- **Supplied passage**
* * * * * * *

When she retired in 2017, Beverley McLachlin, '65 BA, '68 LLB, '91 LLD (Honorary), was the longest-serving chief justice in Canadian history. Her legacy is formidable: she sat for more than 1,000 appeals and contributed prescient, clear-minded opinions in 252 of them. Her opinions have been lauded for the clarity they bring to the Charter of Rights and Freedoms, which outlines the Canadian brand of democracy, subject to the reasonable limits of the law.
We asked lawyers and judges what they view as the most important Supreme Court rulings involving McLachlin.

* * * * * * *

(Spatial annotation records)
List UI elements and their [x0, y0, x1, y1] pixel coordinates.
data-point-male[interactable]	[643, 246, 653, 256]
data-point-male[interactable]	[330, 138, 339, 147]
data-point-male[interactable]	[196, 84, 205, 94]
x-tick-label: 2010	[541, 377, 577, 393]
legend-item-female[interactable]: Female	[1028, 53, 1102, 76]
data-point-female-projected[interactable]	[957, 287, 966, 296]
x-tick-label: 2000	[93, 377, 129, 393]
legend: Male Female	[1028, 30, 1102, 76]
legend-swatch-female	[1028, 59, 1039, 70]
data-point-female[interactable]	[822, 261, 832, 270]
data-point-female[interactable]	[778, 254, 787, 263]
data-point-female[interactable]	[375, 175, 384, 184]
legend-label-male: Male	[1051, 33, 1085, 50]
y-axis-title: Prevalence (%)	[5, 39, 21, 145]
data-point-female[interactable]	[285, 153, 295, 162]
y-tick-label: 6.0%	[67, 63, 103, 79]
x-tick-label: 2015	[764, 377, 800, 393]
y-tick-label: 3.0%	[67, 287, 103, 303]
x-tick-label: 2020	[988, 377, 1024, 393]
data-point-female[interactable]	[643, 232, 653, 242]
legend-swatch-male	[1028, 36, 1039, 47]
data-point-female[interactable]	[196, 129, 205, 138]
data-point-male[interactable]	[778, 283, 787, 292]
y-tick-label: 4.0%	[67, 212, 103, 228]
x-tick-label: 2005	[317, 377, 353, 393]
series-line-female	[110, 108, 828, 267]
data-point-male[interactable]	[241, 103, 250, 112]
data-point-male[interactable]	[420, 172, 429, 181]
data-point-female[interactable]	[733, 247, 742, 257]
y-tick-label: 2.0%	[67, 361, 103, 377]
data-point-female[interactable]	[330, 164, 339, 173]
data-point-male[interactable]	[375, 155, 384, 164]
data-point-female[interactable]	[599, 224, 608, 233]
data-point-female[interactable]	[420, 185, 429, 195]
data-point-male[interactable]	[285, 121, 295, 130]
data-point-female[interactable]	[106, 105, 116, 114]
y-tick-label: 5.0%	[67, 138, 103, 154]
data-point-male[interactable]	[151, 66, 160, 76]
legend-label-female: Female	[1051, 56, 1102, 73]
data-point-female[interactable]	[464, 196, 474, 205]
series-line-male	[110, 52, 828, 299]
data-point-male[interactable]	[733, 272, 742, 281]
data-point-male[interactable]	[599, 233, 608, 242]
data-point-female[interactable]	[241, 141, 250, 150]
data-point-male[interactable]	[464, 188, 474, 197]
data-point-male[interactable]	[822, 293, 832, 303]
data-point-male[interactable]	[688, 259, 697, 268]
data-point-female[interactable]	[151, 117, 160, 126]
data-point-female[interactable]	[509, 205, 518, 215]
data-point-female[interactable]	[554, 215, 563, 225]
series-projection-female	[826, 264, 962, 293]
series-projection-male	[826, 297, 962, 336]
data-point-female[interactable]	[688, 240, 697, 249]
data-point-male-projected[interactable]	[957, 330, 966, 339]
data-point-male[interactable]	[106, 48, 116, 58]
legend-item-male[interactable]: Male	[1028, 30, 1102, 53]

* * * * * * *

- **Stated goal A**
Set down, word for word, the stretch of the passage about Beverley McLachlin from "When she retired" through "of the law.".
- **Stated goal B**
List every degree shown after Beverley McLachlin's name in the passage about her, each with its year.
- **Stated goal C**
Answer these from the passage about Beverley McLachlin:
(i) In what year did she retire?
(ii) In how many appeals did she contribute opinions?
(iii) Who was asked which Supreme Court rulings involving her are most important?

- **Output A**
When she retired in 2017, Beverley McLachlin, '65 BA, '68 LLB, '91 LLD (Honorary), was the longest-serving chief justice in Canadian history. Her legacy is formidable: she sat for more than 1,000 appeals and contributed prescient, clear-minded opinions in 252 of them. Her opinions have been lauded for the clarity they bring to the Charter of Rights and Freedoms, which outlines the Canadian brand of democracy, subject to the reasonable limits of the law.

- **Output B**
BA, '65
LLB, '68
LLD (Honorary), '91

- **Output C**
(i) 2017
(ii) 252
(iii) Lawyers and judges